What is needed – Without including any pictures, write out all the entries exactly.

-- -- --

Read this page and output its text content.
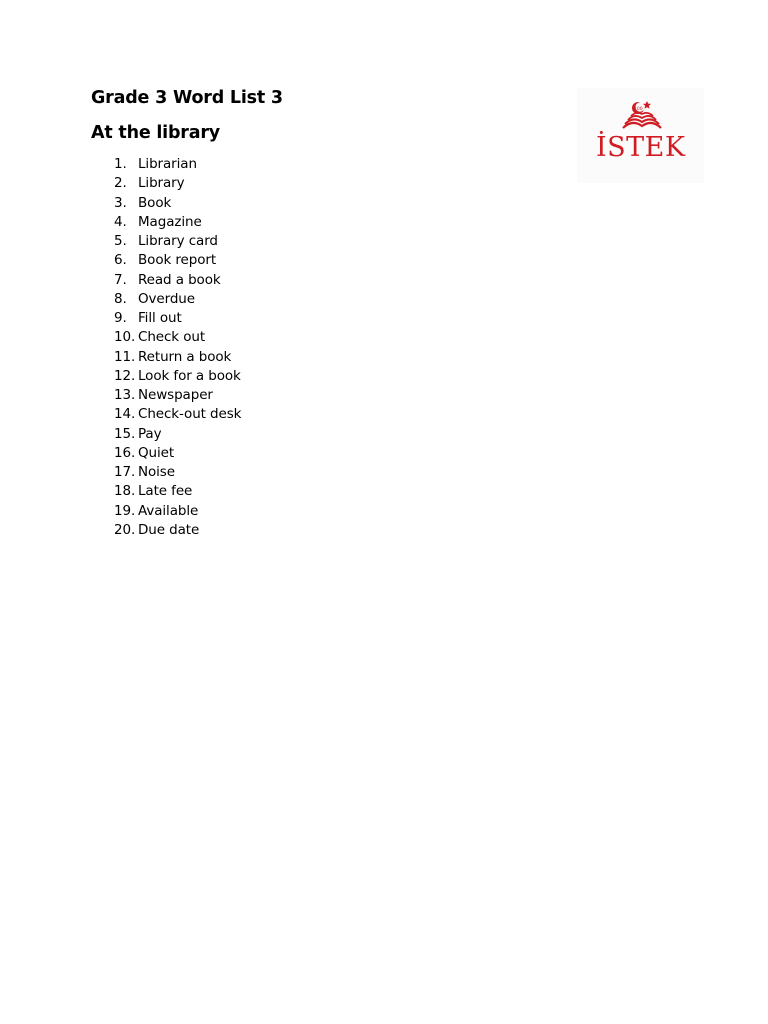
Grade 3 Word List 3
At the library
1. Librarian
2. Library
3. Book
4. Magazine
5. Library card
6. Book report
7. Read a book
8. Overdue
9. Fill out
10. Check out
11. Return a book
12. Look for a book
13. Newspaper
14. Check-out desk
15. Pay
16. Quiet
17. Noise
18. Late fee
19. Available
20. Due date
100
İSTEK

-- -- --

Right answer –
Read this page and output its text content.
Grade 3 Word List 3
At the library
1. Librarian
2. Library
3. Book
4. Magazine
5. Library card
6. Book report
7. Read a book
8. Overdue
9. Fill out
10. Check out
11. Return a book
12. Look for a book
13. Newspaper
14. Check-out desk
15. Pay
16. Quiet
17. Noise
18. Late fee
19. Available
20. Due date
100
İSTEK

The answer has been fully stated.